### RECORD EXTRACTS
--------------------------------------------------

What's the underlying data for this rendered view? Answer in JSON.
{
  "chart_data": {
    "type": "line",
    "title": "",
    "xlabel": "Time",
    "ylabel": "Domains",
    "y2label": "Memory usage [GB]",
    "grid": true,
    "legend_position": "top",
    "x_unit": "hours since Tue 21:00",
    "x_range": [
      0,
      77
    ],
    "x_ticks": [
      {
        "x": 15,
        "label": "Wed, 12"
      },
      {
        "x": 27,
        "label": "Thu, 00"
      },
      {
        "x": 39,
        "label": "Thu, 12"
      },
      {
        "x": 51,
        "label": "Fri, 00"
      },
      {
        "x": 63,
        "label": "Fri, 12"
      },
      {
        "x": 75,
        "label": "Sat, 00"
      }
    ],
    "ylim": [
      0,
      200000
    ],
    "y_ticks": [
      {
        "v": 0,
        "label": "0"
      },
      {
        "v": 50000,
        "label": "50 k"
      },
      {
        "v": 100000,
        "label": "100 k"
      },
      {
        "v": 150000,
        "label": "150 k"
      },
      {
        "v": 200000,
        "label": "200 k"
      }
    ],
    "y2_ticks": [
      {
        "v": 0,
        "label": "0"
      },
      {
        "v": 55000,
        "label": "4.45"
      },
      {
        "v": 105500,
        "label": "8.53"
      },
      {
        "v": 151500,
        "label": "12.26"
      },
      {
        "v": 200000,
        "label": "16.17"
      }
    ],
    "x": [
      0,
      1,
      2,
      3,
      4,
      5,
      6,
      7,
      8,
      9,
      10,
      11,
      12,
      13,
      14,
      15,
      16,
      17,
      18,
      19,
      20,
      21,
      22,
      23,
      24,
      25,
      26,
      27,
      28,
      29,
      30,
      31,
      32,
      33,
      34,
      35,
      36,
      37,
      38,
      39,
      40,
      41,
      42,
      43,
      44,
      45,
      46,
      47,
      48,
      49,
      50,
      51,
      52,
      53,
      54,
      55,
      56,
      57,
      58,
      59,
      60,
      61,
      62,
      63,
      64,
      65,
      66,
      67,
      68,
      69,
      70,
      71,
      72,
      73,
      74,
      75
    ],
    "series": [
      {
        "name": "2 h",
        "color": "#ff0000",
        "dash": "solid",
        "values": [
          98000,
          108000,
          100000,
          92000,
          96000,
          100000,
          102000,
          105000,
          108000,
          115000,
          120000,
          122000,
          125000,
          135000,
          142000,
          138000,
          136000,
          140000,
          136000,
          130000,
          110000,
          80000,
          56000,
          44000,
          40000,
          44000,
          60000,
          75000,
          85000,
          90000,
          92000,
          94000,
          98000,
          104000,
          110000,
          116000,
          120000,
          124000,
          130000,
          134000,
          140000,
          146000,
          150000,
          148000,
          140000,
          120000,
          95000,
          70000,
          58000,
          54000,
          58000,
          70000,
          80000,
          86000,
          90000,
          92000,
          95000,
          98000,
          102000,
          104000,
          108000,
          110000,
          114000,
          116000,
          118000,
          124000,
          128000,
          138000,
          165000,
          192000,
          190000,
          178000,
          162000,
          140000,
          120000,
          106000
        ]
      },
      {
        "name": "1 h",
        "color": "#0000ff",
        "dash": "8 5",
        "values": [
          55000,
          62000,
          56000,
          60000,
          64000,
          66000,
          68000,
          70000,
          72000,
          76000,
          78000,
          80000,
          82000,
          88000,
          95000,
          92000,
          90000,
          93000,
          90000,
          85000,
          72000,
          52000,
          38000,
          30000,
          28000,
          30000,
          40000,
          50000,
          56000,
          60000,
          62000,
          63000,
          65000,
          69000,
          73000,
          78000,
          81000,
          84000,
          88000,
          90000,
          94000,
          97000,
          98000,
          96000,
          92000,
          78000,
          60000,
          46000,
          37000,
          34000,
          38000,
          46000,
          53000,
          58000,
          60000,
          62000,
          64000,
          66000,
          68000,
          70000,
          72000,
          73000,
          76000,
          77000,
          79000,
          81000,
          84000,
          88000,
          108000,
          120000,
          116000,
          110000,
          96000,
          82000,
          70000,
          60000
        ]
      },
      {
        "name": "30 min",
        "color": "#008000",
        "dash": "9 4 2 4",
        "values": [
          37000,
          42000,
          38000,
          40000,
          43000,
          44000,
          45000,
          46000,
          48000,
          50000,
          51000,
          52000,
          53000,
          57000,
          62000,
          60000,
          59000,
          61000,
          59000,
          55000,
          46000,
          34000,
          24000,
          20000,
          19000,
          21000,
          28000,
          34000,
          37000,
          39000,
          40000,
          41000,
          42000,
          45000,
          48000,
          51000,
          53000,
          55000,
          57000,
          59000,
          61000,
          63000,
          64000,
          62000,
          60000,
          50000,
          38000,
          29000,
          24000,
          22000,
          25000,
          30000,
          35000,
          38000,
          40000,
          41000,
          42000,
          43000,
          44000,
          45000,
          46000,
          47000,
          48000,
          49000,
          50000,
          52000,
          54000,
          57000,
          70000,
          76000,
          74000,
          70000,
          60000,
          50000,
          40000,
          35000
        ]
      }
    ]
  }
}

--------------------------------------------------

### WHAT YOU ARE ASKED TO DO
Reproduce the entries above in full by retyping them exactly.

### EXERCISE OUTPUT
What's the underlying data for this rendered view? Answer in JSON.
{
  "chart_data": {
    "type": "line",
    "title": "",
    "xlabel": "Time",
    "ylabel": "Domains",
    "y2label": "Memory usage [GB]",
    "grid": true,
    "legend_position": "top",
    "x_unit": "hours since Tue 21:00",
    "x_range": [
      0,
      77
    ],
    "x_ticks": [
      {
        "x": 15,
        "label": "Wed, 12"
      },
      {
        "x": 27,
        "label": "Thu, 00"
      },
      {
        "x": 39,
        "label": "Thu, 12"
      },
      {
        "x": 51,
        "label": "Fri, 00"
      },
      {
        "x": 63,
        "label": "Fri, 12"
      },
      {
        "x": 75,
        "label": "Sat, 00"
      }
    ],
    "ylim": [
      0,
      200000
    ],
    "y_ticks": [
      {
        "v": 0,
        "label": "0"
      },
      {
        "v": 50000,
        "label": "50 k"
      },
      {
        "v": 100000,
        "label": "100 k"
      },
      {
        "v": 150000,
        "label": "150 k"
      },
      {
        "v": 200000,
        "label": "200 k"
      }
    ],
    "y2_ticks": [
      {
        "v": 0,
        "label": "0"
      },
      {
        "v": 55000,
        "label": "4.45"
      },
      {
        "v": 105500,
        "label": "8.53"
      },
      {
        "v": 151500,
        "label": "12.26"
      },
      {
        "v": 200000,
        "label": "16.17"
      }
    ],
    "x": [
      0,
      1,
      2,
      3,
      4,
      5,
      6,
      7,
      8,
      9,
      10,
      11,
      12,
      13,
      14,
      15,
      16,
      17,
      18,
      19,
      20,
      21,
      22,
      23,
      24,
      25,
      26,
      27,
      28,
      29,
      30,
      31,
      32,
      33,
      34,
      35,
      36,
      37,
      38,
      39,
      40,
      41,
      42,
      43,
      44,
      45,
      46,
      47,
      48,
      49,
      50,
      51,
      52,
      53,
      54,
      55,
      56,
      57,
      58,
      59,
      60,
      61,
      62,
      63,
      64,
      65,
      66,
      67,
      68,
      69,
      70,
      71,
      72,
      73,
      74,
      75
    ],
    "series": [
      {
        "name": "2 h",
        "color": "#ff0000",
        "dash": "solid",
        "values": [
          98000,
          108000,
          100000,
          92000,
          96000,
          100000,
          102000,
          105000,
          108000,
          115000,
          120000,
          122000,
          125000,
          135000,
          142000,
          138000,
          136000,
          140000,
          136000,
          130000,
          110000,
          80000,
          56000,
          44000,
          40000,
          44000,
          60000,
          75000,
          85000,
          90000,
          92000,
          94000,
          98000,
          104000,
          110000,
          116000,
          120000,
          124000,
          130000,
          134000,
          140000,
          146000,
          150000,
          148000,
          140000,
          120000,
          95000,
          70000,
          58000,
          54000,
          58000,
          70000,
          80000,
          86000,
          90000,
          92000,
          95000,
          98000,
          102000,
          104000,
          108000,
          110000,
          114000,
          116000,
          118000,
          124000,
          128000,
          138000,
          165000,
          192000,
          190000,
          178000,
          162000,
          140000,
          120000,
          106000
        ]
      },
      {
        "name": "1 h",
        "color": "#0000ff",
        "dash": "8 5",
        "values": [
          55000,
          62000,
          56000,
          60000,
          64000,
          66000,
          68000,
          70000,
          72000,
          76000,
          78000,
          80000,
          82000,
          88000,
          95000,
          92000,
          90000,
          93000,
          90000,
          85000,
          72000,
          52000,
          38000,
          30000,
          28000,
          30000,
          40000,
          50000,
          56000,
          60000,
          62000,
          63000,
          65000,
          69000,
          73000,
          78000,
          81000,
          84000,
          88000,
          90000,
          94000,
          97000,
          98000,
          96000,
          92000,
          78000,
          60000,
          46000,
          37000,
          34000,
          38000,
          46000,
          53000,
          58000,
          60000,
          62000,
          64000,
          66000,
          68000,
          70000,
          72000,
          73000,
          76000,
          77000,
          79000,
          81000,
          84000,
          88000,
          108000,
          120000,
          116000,
          110000,
          96000,
          82000,
          70000,
          60000
        ]
      },
      {
        "name": "30 min",
        "color": "#008000",
        "dash": "9 4 2 4",
        "values": [
          37000,
          42000,
          38000,
          40000,
          43000,
          44000,
          45000,
          46000,
          48000,
          50000,
          51000,
          52000,
          53000,
          57000,
          62000,
          60000,
          59000,
          61000,
          59000,
          55000,
          46000,
          34000,
          24000,
          20000,
          19000,
          21000,
          28000,
          34000,
          37000,
          39000,
          40000,
          41000,
          42000,
          45000,
          48000,
          51000,
          53000,
          55000,
          57000,
          59000,
          61000,
          63000,
          64000,
          62000,
          60000,
          50000,
          38000,
          29000,
          24000,
          22000,
          25000,
          30000,
          35000,
          38000,
          40000,
          41000,
          42000,
          43000,
          44000,
          45000,
          46000,
          47000,
          48000,
          49000,
          50000,
          52000,
          54000,
          57000,
          70000,
          76000,
          74000,
          70000,
          60000,
          50000,
          40000,
          35000
        ]
      }
    ]
  }
}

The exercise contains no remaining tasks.